RECORDS FOR THIS EXERCISE -
☆ ☆ ☆ ☆ ☆ ☆ ☆
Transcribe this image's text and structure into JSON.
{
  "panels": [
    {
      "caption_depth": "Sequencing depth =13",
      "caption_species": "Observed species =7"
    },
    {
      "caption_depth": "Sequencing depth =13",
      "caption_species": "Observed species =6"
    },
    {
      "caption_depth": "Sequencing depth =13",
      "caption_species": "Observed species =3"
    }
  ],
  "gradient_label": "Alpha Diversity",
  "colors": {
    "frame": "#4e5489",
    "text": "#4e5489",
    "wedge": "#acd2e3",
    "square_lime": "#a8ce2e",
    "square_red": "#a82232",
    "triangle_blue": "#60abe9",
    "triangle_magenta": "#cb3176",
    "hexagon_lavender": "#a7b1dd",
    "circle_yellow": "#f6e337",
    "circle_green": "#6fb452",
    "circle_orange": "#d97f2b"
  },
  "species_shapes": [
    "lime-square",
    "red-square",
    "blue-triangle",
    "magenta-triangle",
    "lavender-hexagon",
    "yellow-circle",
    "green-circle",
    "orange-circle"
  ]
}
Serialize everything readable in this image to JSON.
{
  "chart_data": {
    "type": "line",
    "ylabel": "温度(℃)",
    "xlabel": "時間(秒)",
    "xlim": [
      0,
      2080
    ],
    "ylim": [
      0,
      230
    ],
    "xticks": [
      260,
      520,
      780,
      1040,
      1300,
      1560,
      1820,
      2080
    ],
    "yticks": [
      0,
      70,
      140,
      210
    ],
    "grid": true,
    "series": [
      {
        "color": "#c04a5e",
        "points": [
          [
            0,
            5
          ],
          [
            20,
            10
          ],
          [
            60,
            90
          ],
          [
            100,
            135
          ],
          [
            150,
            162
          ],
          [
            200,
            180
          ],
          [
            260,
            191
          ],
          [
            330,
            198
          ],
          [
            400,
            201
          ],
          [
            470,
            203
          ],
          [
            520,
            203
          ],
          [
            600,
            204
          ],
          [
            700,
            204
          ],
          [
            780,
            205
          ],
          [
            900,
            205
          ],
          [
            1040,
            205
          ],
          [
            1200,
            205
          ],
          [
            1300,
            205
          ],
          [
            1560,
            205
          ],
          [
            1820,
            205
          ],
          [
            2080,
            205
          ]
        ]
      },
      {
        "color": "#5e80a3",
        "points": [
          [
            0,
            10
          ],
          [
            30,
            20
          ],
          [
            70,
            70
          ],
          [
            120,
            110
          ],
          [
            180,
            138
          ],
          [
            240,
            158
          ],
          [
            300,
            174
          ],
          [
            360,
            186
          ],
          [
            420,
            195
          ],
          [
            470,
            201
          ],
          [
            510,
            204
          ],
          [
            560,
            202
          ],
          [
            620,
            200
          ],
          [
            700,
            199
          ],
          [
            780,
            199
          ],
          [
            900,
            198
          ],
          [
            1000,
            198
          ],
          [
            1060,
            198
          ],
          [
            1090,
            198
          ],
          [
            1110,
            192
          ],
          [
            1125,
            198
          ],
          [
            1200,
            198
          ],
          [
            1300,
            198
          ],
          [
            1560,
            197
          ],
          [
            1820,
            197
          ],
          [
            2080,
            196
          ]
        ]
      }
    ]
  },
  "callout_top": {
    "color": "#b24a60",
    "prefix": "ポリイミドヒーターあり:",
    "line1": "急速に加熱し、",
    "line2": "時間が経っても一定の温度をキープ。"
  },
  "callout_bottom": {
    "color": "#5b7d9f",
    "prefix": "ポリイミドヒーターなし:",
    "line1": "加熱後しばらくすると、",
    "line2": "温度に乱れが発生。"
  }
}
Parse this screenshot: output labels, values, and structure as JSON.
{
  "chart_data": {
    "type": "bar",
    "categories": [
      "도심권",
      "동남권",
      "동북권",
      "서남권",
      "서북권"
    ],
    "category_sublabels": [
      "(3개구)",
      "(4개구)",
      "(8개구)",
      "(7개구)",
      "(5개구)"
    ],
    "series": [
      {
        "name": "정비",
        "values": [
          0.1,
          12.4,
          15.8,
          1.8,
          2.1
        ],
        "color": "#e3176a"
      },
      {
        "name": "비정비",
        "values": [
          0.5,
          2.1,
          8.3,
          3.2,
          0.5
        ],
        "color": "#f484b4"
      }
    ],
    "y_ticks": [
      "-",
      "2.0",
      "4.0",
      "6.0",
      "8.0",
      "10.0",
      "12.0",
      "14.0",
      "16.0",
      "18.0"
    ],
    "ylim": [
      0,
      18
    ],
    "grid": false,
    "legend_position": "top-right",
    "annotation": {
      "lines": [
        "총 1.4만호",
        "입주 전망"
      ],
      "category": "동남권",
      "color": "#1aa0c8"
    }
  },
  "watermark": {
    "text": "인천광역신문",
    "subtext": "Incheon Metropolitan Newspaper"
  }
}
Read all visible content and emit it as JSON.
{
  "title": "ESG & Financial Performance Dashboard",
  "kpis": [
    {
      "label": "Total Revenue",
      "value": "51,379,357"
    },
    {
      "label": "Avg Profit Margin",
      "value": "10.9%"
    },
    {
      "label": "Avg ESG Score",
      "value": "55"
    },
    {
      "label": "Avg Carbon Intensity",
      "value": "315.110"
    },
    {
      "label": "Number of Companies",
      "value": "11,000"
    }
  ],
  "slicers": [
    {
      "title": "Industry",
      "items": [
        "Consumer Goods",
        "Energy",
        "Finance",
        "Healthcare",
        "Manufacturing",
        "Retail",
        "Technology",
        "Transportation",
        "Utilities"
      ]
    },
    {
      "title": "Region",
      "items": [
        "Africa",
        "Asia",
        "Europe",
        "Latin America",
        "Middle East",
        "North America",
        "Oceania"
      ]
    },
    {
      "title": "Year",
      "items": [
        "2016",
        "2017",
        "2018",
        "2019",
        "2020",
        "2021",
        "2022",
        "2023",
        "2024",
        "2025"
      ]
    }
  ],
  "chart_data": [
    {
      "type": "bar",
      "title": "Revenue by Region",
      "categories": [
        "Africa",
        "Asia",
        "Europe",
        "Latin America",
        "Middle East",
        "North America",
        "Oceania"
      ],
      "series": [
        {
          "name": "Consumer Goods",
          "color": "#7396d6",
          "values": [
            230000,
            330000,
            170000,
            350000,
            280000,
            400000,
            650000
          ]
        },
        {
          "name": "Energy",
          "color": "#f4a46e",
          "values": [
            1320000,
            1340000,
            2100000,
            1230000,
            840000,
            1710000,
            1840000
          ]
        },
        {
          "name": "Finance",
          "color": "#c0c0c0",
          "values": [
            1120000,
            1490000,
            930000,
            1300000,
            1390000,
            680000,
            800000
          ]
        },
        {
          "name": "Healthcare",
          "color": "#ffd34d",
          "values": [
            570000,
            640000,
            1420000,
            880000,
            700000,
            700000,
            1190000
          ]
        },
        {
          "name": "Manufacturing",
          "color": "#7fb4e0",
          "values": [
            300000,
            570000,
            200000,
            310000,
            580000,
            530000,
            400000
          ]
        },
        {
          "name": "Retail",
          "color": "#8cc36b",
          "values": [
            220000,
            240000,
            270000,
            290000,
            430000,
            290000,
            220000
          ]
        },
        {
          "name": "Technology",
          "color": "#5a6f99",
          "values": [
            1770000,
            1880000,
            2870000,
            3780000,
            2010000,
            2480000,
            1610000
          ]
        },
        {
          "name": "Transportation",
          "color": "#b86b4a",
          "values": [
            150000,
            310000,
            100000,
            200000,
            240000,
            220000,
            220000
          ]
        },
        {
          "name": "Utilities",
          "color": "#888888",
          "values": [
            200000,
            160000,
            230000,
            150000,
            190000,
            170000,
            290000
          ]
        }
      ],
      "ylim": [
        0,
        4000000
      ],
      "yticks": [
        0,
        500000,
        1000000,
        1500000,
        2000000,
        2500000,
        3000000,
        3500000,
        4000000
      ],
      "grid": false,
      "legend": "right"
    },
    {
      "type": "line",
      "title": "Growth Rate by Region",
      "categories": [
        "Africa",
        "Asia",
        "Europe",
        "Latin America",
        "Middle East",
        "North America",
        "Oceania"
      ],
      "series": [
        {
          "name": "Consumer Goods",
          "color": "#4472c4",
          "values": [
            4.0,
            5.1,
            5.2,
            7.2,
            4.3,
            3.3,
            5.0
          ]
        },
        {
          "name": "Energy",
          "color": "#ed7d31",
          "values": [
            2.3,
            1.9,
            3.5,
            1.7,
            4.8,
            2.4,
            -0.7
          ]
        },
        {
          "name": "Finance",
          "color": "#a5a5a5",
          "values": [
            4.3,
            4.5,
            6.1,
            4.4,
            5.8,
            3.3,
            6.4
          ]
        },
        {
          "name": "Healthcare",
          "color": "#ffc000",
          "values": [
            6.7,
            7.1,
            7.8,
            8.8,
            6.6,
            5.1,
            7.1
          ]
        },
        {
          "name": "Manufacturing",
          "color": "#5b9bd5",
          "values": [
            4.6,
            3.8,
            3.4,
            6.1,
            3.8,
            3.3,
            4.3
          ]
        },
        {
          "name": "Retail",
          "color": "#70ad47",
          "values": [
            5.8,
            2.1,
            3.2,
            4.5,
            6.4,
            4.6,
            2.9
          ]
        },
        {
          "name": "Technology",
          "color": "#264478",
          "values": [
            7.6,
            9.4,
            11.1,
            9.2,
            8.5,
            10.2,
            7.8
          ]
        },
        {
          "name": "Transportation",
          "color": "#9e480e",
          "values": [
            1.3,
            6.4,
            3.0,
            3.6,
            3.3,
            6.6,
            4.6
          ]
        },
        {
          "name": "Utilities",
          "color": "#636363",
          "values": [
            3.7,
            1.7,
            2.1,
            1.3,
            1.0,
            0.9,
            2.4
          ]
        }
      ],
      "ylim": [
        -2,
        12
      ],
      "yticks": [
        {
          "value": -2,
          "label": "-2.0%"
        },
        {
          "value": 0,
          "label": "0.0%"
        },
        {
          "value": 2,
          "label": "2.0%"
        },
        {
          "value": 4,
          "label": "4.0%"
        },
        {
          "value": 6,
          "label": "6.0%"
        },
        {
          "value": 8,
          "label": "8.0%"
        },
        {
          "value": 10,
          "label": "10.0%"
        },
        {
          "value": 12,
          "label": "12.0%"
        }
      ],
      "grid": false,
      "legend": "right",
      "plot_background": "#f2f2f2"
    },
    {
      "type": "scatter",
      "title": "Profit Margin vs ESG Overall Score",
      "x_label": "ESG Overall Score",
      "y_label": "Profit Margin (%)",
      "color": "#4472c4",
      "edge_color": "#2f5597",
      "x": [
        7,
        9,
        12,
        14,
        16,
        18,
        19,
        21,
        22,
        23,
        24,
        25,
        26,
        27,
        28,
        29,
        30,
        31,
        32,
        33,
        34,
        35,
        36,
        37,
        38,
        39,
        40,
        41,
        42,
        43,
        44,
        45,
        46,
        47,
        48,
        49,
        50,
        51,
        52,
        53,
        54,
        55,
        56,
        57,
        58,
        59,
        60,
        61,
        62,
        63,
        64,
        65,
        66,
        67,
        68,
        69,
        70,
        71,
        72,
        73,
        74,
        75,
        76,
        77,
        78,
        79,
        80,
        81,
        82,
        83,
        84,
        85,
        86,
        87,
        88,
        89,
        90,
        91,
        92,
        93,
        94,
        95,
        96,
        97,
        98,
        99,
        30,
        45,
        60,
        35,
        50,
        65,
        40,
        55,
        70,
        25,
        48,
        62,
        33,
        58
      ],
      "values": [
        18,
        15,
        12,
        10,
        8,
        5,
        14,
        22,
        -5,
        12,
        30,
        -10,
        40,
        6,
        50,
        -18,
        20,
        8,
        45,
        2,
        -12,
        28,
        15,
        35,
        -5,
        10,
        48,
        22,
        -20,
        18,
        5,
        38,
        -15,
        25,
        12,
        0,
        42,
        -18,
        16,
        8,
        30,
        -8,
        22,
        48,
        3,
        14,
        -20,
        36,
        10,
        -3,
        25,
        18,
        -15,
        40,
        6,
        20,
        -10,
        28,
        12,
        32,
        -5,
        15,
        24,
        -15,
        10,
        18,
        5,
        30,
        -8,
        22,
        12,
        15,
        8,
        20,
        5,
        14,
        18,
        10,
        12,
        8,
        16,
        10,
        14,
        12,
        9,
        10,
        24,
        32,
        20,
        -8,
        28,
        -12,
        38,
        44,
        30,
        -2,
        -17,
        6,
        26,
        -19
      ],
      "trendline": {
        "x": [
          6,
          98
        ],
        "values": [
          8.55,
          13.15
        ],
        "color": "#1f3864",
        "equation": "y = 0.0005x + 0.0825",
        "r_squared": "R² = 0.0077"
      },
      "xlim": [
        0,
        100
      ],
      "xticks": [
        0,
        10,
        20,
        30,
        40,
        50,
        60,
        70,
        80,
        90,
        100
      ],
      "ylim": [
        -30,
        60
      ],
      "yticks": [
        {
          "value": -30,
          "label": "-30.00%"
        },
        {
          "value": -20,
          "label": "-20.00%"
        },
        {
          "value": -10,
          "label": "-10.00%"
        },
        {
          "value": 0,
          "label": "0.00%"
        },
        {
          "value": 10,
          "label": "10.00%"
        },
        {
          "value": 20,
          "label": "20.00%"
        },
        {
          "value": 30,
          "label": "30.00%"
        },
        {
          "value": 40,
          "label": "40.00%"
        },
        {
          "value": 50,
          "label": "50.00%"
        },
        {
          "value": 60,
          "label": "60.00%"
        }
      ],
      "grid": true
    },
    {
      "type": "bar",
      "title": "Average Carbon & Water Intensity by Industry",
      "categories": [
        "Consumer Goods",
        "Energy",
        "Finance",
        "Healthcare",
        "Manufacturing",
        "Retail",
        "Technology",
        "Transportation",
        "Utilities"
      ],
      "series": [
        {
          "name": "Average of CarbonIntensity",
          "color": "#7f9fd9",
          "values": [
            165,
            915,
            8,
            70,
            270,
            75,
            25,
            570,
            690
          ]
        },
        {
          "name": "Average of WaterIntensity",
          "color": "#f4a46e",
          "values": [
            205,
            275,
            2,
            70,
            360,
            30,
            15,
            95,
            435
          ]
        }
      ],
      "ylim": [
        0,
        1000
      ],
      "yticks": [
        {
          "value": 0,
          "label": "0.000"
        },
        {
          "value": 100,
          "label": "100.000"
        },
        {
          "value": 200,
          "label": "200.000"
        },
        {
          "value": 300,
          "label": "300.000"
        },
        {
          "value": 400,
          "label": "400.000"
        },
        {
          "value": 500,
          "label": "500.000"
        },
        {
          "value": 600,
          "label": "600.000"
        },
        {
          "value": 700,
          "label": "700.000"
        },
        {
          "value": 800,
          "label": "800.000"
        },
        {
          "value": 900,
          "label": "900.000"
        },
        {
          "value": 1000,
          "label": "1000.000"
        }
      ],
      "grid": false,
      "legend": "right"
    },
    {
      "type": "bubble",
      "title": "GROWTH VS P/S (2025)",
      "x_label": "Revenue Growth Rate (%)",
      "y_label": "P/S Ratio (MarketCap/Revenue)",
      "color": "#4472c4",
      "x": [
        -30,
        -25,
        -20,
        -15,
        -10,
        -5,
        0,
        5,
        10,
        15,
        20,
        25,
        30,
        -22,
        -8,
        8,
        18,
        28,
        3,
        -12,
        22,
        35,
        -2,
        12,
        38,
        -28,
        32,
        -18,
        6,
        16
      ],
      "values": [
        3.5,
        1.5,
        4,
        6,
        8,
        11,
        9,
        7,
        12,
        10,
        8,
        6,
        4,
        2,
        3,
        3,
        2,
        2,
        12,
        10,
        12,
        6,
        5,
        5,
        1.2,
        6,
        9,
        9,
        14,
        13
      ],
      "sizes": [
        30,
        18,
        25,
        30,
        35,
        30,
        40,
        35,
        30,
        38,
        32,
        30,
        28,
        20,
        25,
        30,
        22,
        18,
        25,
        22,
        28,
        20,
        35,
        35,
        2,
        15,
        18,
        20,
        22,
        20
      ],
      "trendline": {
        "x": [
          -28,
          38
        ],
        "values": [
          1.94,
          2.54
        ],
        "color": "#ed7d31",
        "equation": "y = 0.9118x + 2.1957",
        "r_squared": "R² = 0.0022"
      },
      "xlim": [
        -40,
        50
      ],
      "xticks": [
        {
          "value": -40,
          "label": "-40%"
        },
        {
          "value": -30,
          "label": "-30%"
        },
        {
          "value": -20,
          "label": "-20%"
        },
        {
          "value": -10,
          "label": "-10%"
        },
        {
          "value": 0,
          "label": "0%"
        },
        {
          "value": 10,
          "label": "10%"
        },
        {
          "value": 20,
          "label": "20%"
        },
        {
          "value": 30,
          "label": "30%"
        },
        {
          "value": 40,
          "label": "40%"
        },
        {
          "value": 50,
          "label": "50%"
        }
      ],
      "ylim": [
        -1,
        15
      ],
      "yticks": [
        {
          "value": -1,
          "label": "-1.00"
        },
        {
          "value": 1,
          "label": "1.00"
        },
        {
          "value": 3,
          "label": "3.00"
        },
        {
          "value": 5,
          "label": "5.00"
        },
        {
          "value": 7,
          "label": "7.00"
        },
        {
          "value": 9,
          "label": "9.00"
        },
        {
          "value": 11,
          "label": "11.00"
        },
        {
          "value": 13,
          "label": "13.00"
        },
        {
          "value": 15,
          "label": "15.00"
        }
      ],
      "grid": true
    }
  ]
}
☆ ☆ ☆ ☆ ☆ ☆ ☆
Select every line of the material above holding the word "Average" and copy it.

REPLY -
      "title": "Average Carbon & Water Intensity by Industry",
          "name": "Average of CarbonIntensity",
          "name": "Average of WaterIntensity",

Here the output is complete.